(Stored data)
^^^^^^^^

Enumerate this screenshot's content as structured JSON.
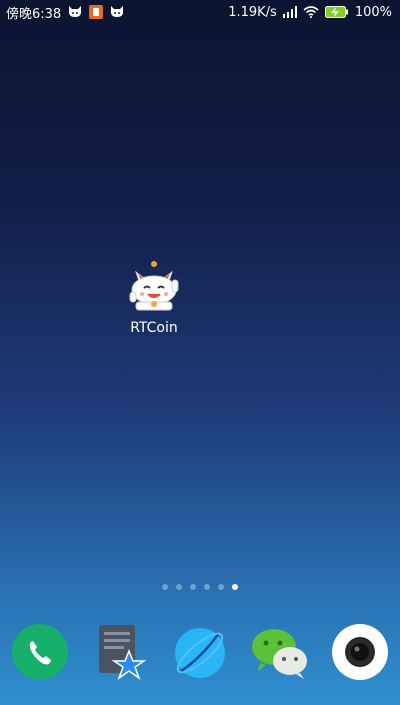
{
  "status_bar": {
    "time_label": "傍晚6:38",
    "network_speed": "1.19K/s",
    "battery_percent": "100%",
    "notification_icons": [
      "cat-icon",
      "media-icon",
      "cat-icon"
    ]
  },
  "home_screen": {
    "shortcut": {
      "label": "RTCoin",
      "icon": "lucky-cat-icon"
    },
    "page_indicator": {
      "pages": 6,
      "active_index": 5
    }
  },
  "dock": {
    "apps": [
      {
        "icon": "phone-icon",
        "color": "#16b06a"
      },
      {
        "icon": "file-manager-star-icon",
        "color": "#2a6fe0"
      },
      {
        "icon": "browser-icon",
        "color": "#29b6f6"
      },
      {
        "icon": "wechat-icon",
        "color": "#5bc236"
      },
      {
        "icon": "camera-icon",
        "color": "#ffffff"
      }
    ]
  }
}
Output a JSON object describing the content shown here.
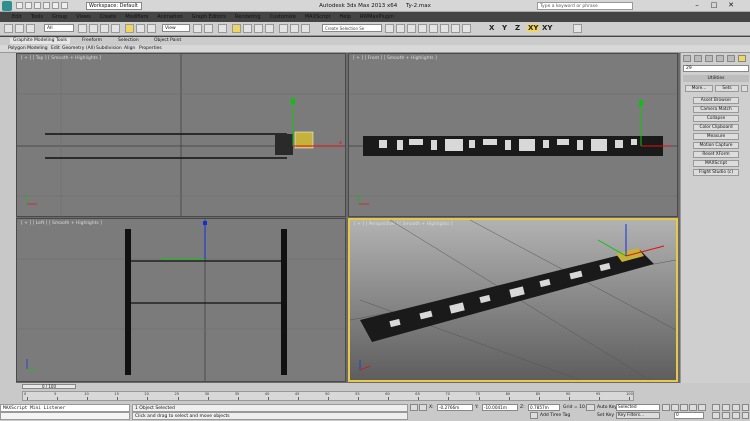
{
  "app": {
    "title": "Autodesk 3ds Max  2013 x64",
    "file": "Ty-2.max",
    "workspace": "Workspace: Default",
    "search_placeholder": "Type a keyword or phrase",
    "window_buttons": [
      "–",
      "□",
      "✕"
    ]
  },
  "menu": [
    "Edit",
    "Tools",
    "Group",
    "Views",
    "Create",
    "Modifiers",
    "Animation",
    "Graph Editors",
    "Rendering",
    "Customize",
    "MAXScript",
    "Help",
    "RWMaxPlugin"
  ],
  "toolbar": {
    "selection_filter": "All",
    "ref_coord": "View",
    "named_selection_placeholder": "Create Selection Se",
    "axis_labels": [
      "X",
      "Y",
      "Z",
      "XY",
      "XY"
    ]
  },
  "ribbon": {
    "tabs": [
      "Graphite Modeling Tools",
      "Freeform",
      "Selection",
      "Object Paint"
    ],
    "subtabs": [
      "Polygon Modeling",
      "Edit",
      "Geometry (All)",
      "Subdivision",
      "Align",
      "Properties"
    ]
  },
  "viewports": {
    "top": "[ + ] [ Top ] [ Smooth + Highlights ]",
    "front": "[ + ] [ Front ] [ Smooth + Highlights ]",
    "left": "[ + ] [ Left ] [ Smooth + Highlights ]",
    "perspective": "[ + ] [ Perspective ] [ Smooth + Highlights ]"
  },
  "command_panel": {
    "filter_value": "29",
    "header": "Utilities",
    "more_label": "More...",
    "sets_label": "Sets",
    "utilities": [
      "Asset Browser",
      "Camera Match",
      "Collapse",
      "Color Clipboard",
      "Measure",
      "Motion Capture",
      "Reset XForm",
      "MAXScript",
      "Flight Studio (c)"
    ]
  },
  "timeline": {
    "frame_slider": "0 / 100",
    "ticks": [
      "0",
      "5",
      "10",
      "15",
      "20",
      "25",
      "30",
      "35",
      "40",
      "45",
      "50",
      "55",
      "60",
      "65",
      "70",
      "75",
      "80",
      "85",
      "90",
      "95",
      "100"
    ]
  },
  "status": {
    "listener": "MAXScript Mini Listener",
    "selected": "1 Object Selected",
    "prompt": "Click and drag to select and move objects",
    "x_label": "X:",
    "x_value": "-0.2766m",
    "y_label": "Y:",
    "y_value": "-10.0041m",
    "z_label": "Z:",
    "z_value": "0.7857m",
    "grid": "Grid = 10.0m",
    "add_time_tag": "Add Time Tag",
    "auto_key": "Auto Key",
    "auto_key_value": "Selected",
    "set_key": "Set Key",
    "key_filters": "Key Filters...",
    "frame_value": "0"
  },
  "colors": {
    "viewport_bg": "#7b7b7b",
    "active_border": "#e8c84a",
    "gizmo_x": "#e01010",
    "gizmo_y": "#10c010",
    "gizmo_z": "#1030e0",
    "selected_box": "#c6b23a"
  }
}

^^^^^^^^

§ Exercise details
Copy the whole listing above word for word but do not carry over the pictures.

§ Task result
Enumerate this screenshot's content as structured JSON.
{
  "status_bar": {
    "time_label": "傍晚6:38",
    "network_speed": "1.19K/s",
    "battery_percent": "100%",
    "notification_icons": [
      "cat-icon",
      "media-icon",
      "cat-icon"
    ]
  },
  "home_screen": {
    "shortcut": {
      "label": "RTCoin",
      "icon": "lucky-cat-icon"
    },
    "page_indicator": {
      "pages": 6,
      "active_index": 5
    }
  },
  "dock": {
    "apps": [
      {
        "icon": "phone-icon",
        "color": "#16b06a"
      },
      {
        "icon": "file-manager-star-icon",
        "color": "#2a6fe0"
      },
      {
        "icon": "browser-icon",
        "color": "#29b6f6"
      },
      {
        "icon": "wechat-icon",
        "color": "#5bc236"
      },
      {
        "icon": "camera-icon",
        "color": "#ffffff"
      }
    ]
  }
}
Output a JSON object describing the content shown here.
{
  "app": {
    "title": "Autodesk 3ds Max  2013 x64",
    "file": "Ty-2.max",
    "workspace": "Workspace: Default",
    "search_placeholder": "Type a keyword or phrase",
    "window_buttons": [
      "–",
      "□",
      "✕"
    ]
  },
  "menu": [
    "Edit",
    "Tools",
    "Group",
    "Views",
    "Create",
    "Modifiers",
    "Animation",
    "Graph Editors",
    "Rendering",
    "Customize",
    "MAXScript",
    "Help",
    "RWMaxPlugin"
  ],
  "toolbar": {
    "selection_filter": "All",
    "ref_coord": "View",
    "named_selection_placeholder": "Create Selection Se",
    "axis_labels": [
      "X",
      "Y",
      "Z",
      "XY",
      "XY"
    ]
  },
  "ribbon": {
    "tabs": [
      "Graphite Modeling Tools",
      "Freeform",
      "Selection",
      "Object Paint"
    ],
    "subtabs": [
      "Polygon Modeling",
      "Edit",
      "Geometry (All)",
      "Subdivision",
      "Align",
      "Properties"
    ]
  },
  "viewports": {
    "top": "[ + ] [ Top ] [ Smooth + Highlights ]",
    "front": "[ + ] [ Front ] [ Smooth + Highlights ]",
    "left": "[ + ] [ Left ] [ Smooth + Highlights ]",
    "perspective": "[ + ] [ Perspective ] [ Smooth + Highlights ]"
  },
  "command_panel": {
    "filter_value": "29",
    "header": "Utilities",
    "more_label": "More...",
    "sets_label": "Sets",
    "utilities": [
      "Asset Browser",
      "Camera Match",
      "Collapse",
      "Color Clipboard",
      "Measure",
      "Motion Capture",
      "Reset XForm",
      "MAXScript",
      "Flight Studio (c)"
    ]
  },
  "timeline": {
    "frame_slider": "0 / 100",
    "ticks": [
      "0",
      "5",
      "10",
      "15",
      "20",
      "25",
      "30",
      "35",
      "40",
      "45",
      "50",
      "55",
      "60",
      "65",
      "70",
      "75",
      "80",
      "85",
      "90",
      "95",
      "100"
    ]
  },
  "status": {
    "listener": "MAXScript Mini Listener",
    "selected": "1 Object Selected",
    "prompt": "Click and drag to select and move objects",
    "x_label": "X:",
    "x_value": "-0.2766m",
    "y_label": "Y:",
    "y_value": "-10.0041m",
    "z_label": "Z:",
    "z_value": "0.7857m",
    "grid": "Grid = 10.0m",
    "add_time_tag": "Add Time Tag",
    "auto_key": "Auto Key",
    "auto_key_value": "Selected",
    "set_key": "Set Key",
    "key_filters": "Key Filters...",
    "frame_value": "0"
  },
  "colors": {
    "viewport_bg": "#7b7b7b",
    "active_border": "#e8c84a",
    "gizmo_x": "#e01010",
    "gizmo_y": "#10c010",
    "gizmo_z": "#1030e0",
    "selected_box": "#c6b23a"
  }
}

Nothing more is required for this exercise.